- TASK DIRECTIONS -
Quote every line of the items below word for word, leaving out the pictures.
╭─ SUPPLIED INFORMATION
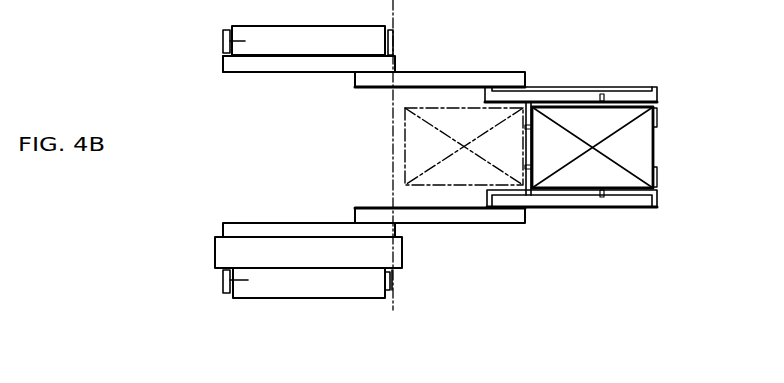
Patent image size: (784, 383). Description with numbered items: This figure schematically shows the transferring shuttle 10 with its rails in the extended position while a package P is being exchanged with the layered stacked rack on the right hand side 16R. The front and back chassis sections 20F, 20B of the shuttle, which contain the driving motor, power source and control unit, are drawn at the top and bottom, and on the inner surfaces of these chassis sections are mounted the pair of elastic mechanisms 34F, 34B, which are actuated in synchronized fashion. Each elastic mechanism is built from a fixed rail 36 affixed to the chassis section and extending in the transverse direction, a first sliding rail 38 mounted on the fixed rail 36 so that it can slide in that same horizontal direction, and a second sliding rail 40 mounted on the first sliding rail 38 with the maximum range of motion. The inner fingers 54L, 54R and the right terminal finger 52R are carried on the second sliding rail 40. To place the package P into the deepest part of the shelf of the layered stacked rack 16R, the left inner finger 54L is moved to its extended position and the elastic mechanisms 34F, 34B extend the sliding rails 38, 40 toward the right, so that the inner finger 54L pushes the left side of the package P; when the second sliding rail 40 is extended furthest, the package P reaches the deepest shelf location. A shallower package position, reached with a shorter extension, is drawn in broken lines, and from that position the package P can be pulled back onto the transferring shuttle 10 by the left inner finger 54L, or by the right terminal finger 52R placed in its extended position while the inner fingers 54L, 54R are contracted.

The transferring shuttle 10 is at (432, 53).
The right layered stacked rack 16R is at (395, 308).
The front chassis section 20F is at (232, 42).
The back chassis section 20B is at (240, 281).
The front elastic mechanism 34F is at (215, 68).
The back elastic mechanism 34B is at (218, 230).
The fixed rail 36 is at (250, 62).
The first sliding rail 38 is at (377, 83).
The second sliding rail 40 is at (640, 93).
The right terminal finger 52R is at (658, 113).
The left inner finger 54L is at (530, 102).
The right inner finger 54R is at (602, 98).
The package P is at (653, 147).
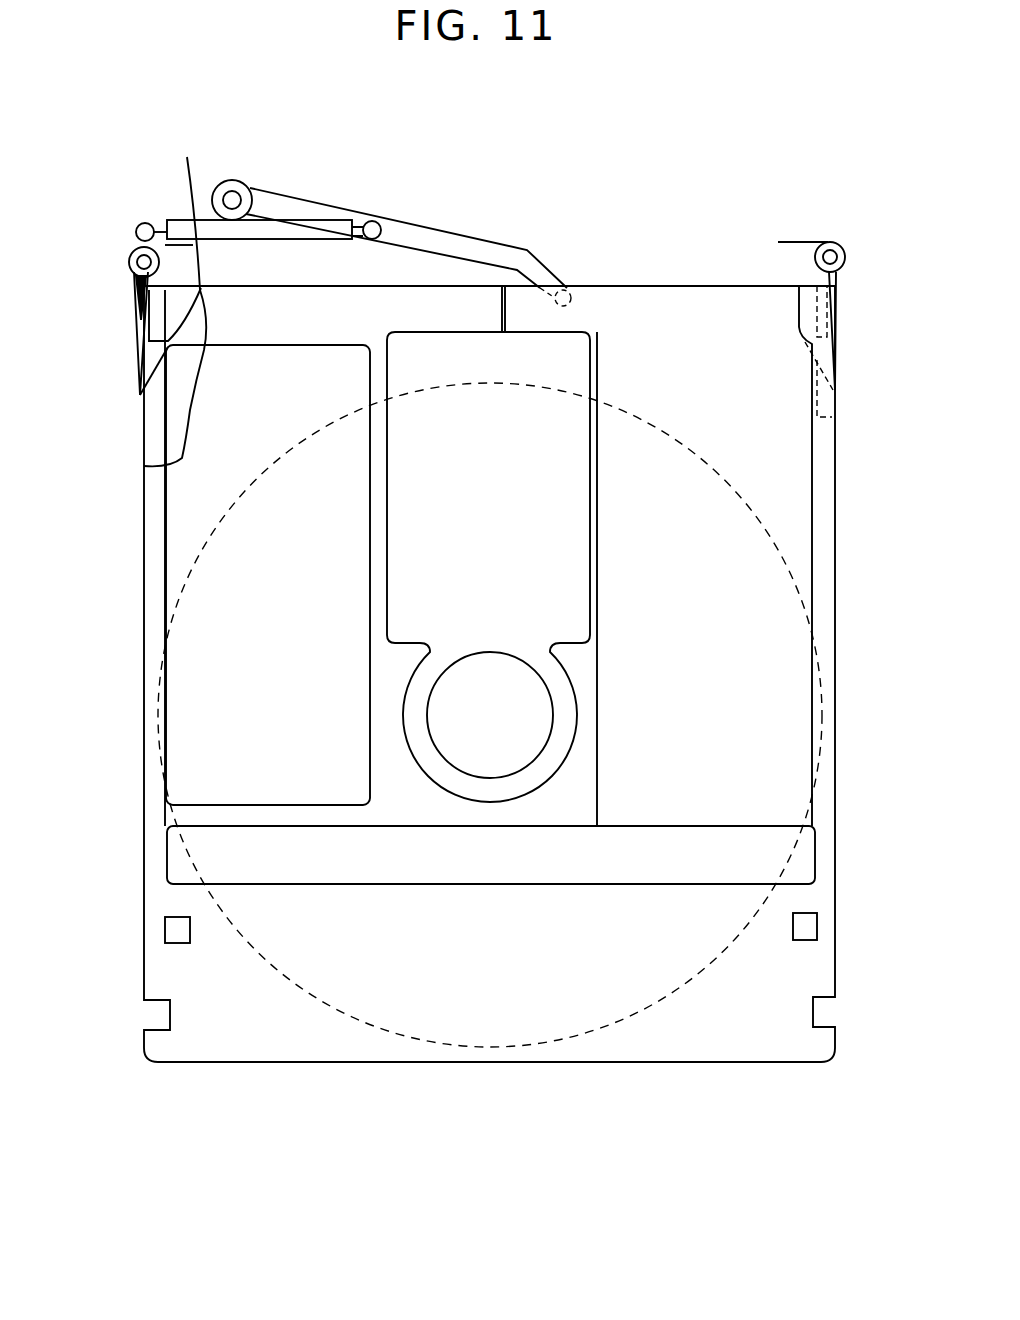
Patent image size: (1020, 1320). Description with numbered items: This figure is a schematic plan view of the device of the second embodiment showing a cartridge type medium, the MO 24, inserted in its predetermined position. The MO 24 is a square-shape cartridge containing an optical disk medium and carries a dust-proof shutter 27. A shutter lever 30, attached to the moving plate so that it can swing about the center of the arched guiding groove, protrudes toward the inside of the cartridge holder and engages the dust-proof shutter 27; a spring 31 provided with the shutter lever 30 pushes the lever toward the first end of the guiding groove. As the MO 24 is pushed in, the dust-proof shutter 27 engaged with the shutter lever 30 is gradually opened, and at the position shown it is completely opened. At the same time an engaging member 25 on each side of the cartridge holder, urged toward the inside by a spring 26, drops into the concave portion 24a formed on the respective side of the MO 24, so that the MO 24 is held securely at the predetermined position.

The MO 24 is at (144, 531).
The concave portion 24a is at (175, 299).
The engaging member 25 is at (143, 347).
The spring 26 is at (168, 230).
The dust-proof shutter 27 is at (727, 588).
The shutter lever 30 is at (237, 180).
The spring 31 is at (278, 217).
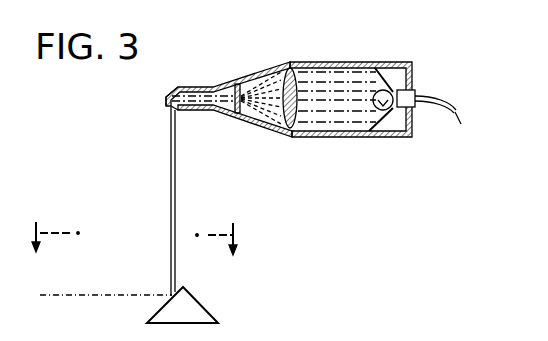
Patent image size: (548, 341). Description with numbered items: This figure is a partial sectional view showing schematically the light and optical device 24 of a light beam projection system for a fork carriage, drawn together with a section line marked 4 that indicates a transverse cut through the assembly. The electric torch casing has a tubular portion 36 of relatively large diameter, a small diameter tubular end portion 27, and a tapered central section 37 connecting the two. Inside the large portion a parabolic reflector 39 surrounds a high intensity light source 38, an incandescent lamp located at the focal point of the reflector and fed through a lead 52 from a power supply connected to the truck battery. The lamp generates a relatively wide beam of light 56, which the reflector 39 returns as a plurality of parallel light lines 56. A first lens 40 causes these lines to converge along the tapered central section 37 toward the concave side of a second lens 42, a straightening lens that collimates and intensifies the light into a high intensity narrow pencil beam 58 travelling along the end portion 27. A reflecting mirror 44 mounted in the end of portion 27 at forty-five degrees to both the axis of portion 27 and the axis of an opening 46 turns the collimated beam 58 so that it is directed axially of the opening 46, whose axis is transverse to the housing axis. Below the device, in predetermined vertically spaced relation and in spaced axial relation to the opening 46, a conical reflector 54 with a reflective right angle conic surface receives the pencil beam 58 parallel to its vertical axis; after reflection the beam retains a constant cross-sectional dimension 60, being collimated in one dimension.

The section line 4- 4 is at (135, 238).
The light and optical device 24 is at (364, 62).
The small diameter tubular end portion 27 is at (200, 86).
The tubular portion 36 is at (349, 138).
The tapered central section 37 is at (264, 71).
The light source 38 is at (405, 88).
The parabolic reflector 39 is at (389, 136).
The first lens 40 is at (295, 138).
The second lens 42 is at (244, 119).
The reflecting mirror 44 is at (168, 91).
The opening 46 is at (168, 106).
The lead 52 is at (451, 103).
The conical reflector 54 is at (195, 312).
The beam of light 56 is at (324, 80).
The pencil beam 58 is at (209, 111).
The cross-sectional dimension 60 is at (100, 293).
╰─
- TASK RESPONSE -
Patent image size: (784, 383). Description with numbered items: This figure schematically shows the transferring shuttle 10 with its rails in the extended position while a package P is being exchanged with the layered stacked rack on the right hand side 16R. The front and back chassis sections 20F, 20B of the shuttle, which contain the driving motor, power source and control unit, are drawn at the top and bottom, and on the inner surfaces of these chassis sections are mounted the pair of elastic mechanisms 34F, 34B, which are actuated in synchronized fashion. Each elastic mechanism is built from a fixed rail 36 affixed to the chassis section and extending in the transverse direction, a first sliding rail 38 mounted on the fixed rail 36 so that it can slide in that same horizontal direction, and a second sliding rail 40 mounted on the first sliding rail 38 with the maximum range of motion. The inner fingers 54L, 54R and the right terminal finger 52R are carried on the second sliding rail 40. To place the package P into the deepest part of the shelf of the layered stacked rack 16R, the left inner finger 54L is moved to its extended position and the elastic mechanisms 34F, 34B extend the sliding rails 38, 40 toward the right, so that the inner finger 54L pushes the left side of the package P; when the second sliding rail 40 is extended furthest, the package P reaches the deepest shelf location. A shallower package position, reached with a shorter extension, is drawn in broken lines, and from that position the package P can be pulled back onto the transferring shuttle 10 by the left inner finger 54L, or by the right terminal finger 52R placed in its extended position while the inner fingers 54L, 54R are contracted.

The transferring shuttle 10 is at (432, 53).
The right layered stacked rack 16R is at (395, 308).
The front chassis section 20F is at (232, 42).
The back chassis section 20B is at (240, 281).
The front elastic mechanism 34F is at (215, 68).
The back elastic mechanism 34B is at (218, 230).
The fixed rail 36 is at (250, 62).
The first sliding rail 38 is at (377, 83).
The second sliding rail 40 is at (640, 93).
The right terminal finger 52R is at (658, 113).
The left inner finger 54L is at (530, 102).
The right inner finger 54R is at (602, 98).
The package P is at (653, 147).
Patent image size: (1020, 1320). Description with numbered items: This figure is a schematic plan view of the device of the second embodiment showing a cartridge type medium, the MO 24, inserted in its predetermined position. The MO 24 is a square-shape cartridge containing an optical disk medium and carries a dust-proof shutter 27. A shutter lever 30, attached to the moving plate so that it can swing about the center of the arched guiding groove, protrudes toward the inside of the cartridge holder and engages the dust-proof shutter 27; a spring 31 provided with the shutter lever 30 pushes the lever toward the first end of the guiding groove. As the MO 24 is pushed in, the dust-proof shutter 27 engaged with the shutter lever 30 is gradually opened, and at the position shown it is completely opened. At the same time an engaging member 25 on each side of the cartridge holder, urged toward the inside by a spring 26, drops into the concave portion 24a formed on the respective side of the MO 24, so that the MO 24 is held securely at the predetermined position.

The MO 24 is at (144, 531).
The concave portion 24a is at (175, 299).
The engaging member 25 is at (143, 347).
The spring 26 is at (168, 230).
The dust-proof shutter 27 is at (727, 588).
The shutter lever 30 is at (237, 180).
The spring 31 is at (278, 217).
Patent image size: (548, 341). Description with numbered items: This figure is a partial sectional view showing schematically the light and optical device 24 of a light beam projection system for a fork carriage, drawn together with a section line marked 4 that indicates a transverse cut through the assembly. The electric torch casing has a tubular portion 36 of relatively large diameter, a small diameter tubular end portion 27, and a tapered central section 37 connecting the two. Inside the large portion a parabolic reflector 39 surrounds a high intensity light source 38, an incandescent lamp located at the focal point of the reflector and fed through a lead 52 from a power supply connected to the truck battery. The lamp generates a relatively wide beam of light 56, which the reflector 39 returns as a plurality of parallel light lines 56. A first lens 40 causes these lines to converge along the tapered central section 37 toward the concave side of a second lens 42, a straightening lens that collimates and intensifies the light into a high intensity narrow pencil beam 58 travelling along the end portion 27. A reflecting mirror 44 mounted in the end of portion 27 at forty-five degrees to both the axis of portion 27 and the axis of an opening 46 turns the collimated beam 58 so that it is directed axially of the opening 46, whose axis is transverse to the housing axis. Below the device, in predetermined vertically spaced relation and in spaced axial relation to the opening 46, a conical reflector 54 with a reflective right angle conic surface receives the pencil beam 58 parallel to its vertical axis; after reflection the beam retains a constant cross-sectional dimension 60, being collimated in one dimension.

The section line 4- 4 is at (135, 238).
The light and optical device 24 is at (364, 62).
The small diameter tubular end portion 27 is at (200, 86).
The tubular portion 36 is at (349, 138).
The tapered central section 37 is at (264, 71).
The light source 38 is at (405, 88).
The parabolic reflector 39 is at (389, 136).
The first lens 40 is at (295, 138).
The second lens 42 is at (244, 119).
The reflecting mirror 44 is at (168, 91).
The opening 46 is at (168, 106).
The lead 52 is at (451, 103).
The conical reflector 54 is at (195, 312).
The beam of light 56 is at (324, 80).
The pencil beam 58 is at (209, 111).
The cross-sectional dimension 60 is at (100, 293).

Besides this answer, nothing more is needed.